-- PROBLEM DESCRIPTION --
Below are records; work out how many of their lines hold the string "screenshot" and give that number alone.

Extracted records
::::::::

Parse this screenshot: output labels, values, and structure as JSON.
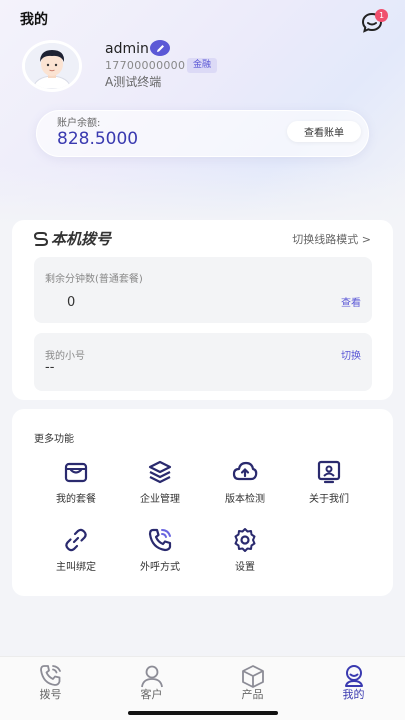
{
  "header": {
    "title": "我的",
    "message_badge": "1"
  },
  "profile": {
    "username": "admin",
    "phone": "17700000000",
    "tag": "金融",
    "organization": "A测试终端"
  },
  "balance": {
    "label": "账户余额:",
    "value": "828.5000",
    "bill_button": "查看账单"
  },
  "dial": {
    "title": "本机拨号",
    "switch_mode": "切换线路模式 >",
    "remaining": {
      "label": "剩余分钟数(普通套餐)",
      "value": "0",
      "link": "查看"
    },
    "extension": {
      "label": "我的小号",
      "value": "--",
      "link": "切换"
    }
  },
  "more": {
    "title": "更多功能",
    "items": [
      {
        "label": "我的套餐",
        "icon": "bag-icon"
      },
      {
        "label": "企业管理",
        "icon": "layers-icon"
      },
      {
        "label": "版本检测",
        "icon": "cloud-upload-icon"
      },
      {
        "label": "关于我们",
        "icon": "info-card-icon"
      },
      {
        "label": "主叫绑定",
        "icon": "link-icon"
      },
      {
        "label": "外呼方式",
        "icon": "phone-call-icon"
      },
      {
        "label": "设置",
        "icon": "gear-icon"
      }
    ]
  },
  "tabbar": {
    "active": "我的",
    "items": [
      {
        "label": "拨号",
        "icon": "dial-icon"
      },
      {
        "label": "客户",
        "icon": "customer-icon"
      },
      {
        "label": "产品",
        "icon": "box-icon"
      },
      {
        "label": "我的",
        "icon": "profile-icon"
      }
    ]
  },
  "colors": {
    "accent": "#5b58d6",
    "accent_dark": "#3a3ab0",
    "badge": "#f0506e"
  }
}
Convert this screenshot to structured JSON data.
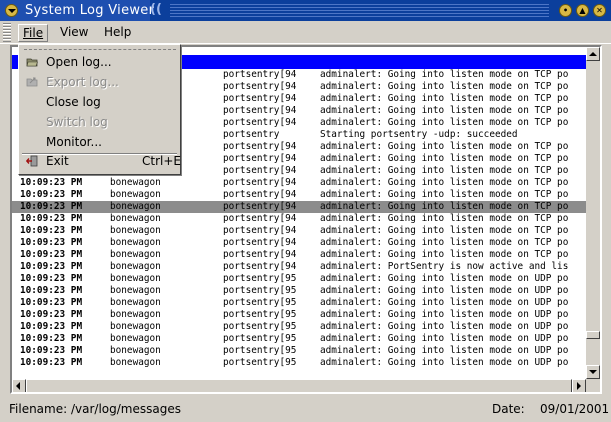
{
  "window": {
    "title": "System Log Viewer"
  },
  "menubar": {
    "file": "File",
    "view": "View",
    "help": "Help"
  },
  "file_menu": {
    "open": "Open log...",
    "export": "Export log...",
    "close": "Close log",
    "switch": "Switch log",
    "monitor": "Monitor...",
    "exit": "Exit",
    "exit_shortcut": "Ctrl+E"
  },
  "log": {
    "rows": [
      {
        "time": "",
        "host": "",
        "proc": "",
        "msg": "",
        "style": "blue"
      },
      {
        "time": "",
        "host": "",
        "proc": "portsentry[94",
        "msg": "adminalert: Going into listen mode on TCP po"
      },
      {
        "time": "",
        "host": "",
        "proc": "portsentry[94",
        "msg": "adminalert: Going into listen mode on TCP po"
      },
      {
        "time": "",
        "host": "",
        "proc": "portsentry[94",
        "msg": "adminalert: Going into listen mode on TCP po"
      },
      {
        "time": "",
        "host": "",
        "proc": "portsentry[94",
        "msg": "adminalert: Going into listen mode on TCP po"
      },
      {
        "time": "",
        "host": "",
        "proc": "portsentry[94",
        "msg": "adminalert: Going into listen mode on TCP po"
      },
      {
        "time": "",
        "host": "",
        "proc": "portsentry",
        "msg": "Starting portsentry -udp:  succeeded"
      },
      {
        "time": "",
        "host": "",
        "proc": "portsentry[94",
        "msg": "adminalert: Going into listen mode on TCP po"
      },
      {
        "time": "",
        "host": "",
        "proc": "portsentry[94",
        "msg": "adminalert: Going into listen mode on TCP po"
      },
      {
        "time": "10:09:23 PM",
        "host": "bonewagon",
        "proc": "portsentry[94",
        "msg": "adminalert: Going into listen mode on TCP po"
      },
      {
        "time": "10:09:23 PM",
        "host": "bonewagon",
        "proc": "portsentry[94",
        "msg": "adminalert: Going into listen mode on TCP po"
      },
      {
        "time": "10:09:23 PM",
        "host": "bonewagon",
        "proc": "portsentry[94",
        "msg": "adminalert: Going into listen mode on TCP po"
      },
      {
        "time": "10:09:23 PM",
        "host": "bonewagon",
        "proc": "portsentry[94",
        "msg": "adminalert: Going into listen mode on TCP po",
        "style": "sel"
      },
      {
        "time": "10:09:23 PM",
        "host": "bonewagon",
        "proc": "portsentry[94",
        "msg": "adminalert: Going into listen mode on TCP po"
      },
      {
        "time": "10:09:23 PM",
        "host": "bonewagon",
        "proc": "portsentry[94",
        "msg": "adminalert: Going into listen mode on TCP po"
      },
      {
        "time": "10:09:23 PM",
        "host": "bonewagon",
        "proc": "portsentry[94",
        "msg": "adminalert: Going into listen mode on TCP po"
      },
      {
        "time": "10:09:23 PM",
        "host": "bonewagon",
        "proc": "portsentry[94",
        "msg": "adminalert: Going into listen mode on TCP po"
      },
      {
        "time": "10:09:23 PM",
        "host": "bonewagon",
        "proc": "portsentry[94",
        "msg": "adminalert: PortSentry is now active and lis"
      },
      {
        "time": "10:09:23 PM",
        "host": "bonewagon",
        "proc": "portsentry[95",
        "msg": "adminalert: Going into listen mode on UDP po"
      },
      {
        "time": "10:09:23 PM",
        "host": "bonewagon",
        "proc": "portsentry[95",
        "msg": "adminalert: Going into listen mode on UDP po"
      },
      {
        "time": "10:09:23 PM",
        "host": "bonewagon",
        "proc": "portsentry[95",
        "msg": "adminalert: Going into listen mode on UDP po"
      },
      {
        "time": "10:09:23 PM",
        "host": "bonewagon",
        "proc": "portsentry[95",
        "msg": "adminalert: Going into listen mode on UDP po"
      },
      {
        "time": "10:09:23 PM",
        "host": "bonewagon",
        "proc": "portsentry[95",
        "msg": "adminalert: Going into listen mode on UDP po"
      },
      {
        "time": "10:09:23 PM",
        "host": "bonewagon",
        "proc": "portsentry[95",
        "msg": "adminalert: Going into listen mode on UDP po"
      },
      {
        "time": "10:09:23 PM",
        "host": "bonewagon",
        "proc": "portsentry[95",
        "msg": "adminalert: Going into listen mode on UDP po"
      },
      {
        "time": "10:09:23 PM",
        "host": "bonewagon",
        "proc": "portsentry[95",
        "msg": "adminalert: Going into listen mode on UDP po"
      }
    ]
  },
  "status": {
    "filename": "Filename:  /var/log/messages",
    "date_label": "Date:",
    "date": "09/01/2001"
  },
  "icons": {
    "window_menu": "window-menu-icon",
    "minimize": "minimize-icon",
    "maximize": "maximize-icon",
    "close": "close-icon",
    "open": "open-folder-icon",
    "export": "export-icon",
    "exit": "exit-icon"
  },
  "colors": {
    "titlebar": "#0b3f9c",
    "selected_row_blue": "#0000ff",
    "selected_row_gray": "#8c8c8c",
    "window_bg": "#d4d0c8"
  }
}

::::::::

-- SOLUTION TO THE PROBLEM --
2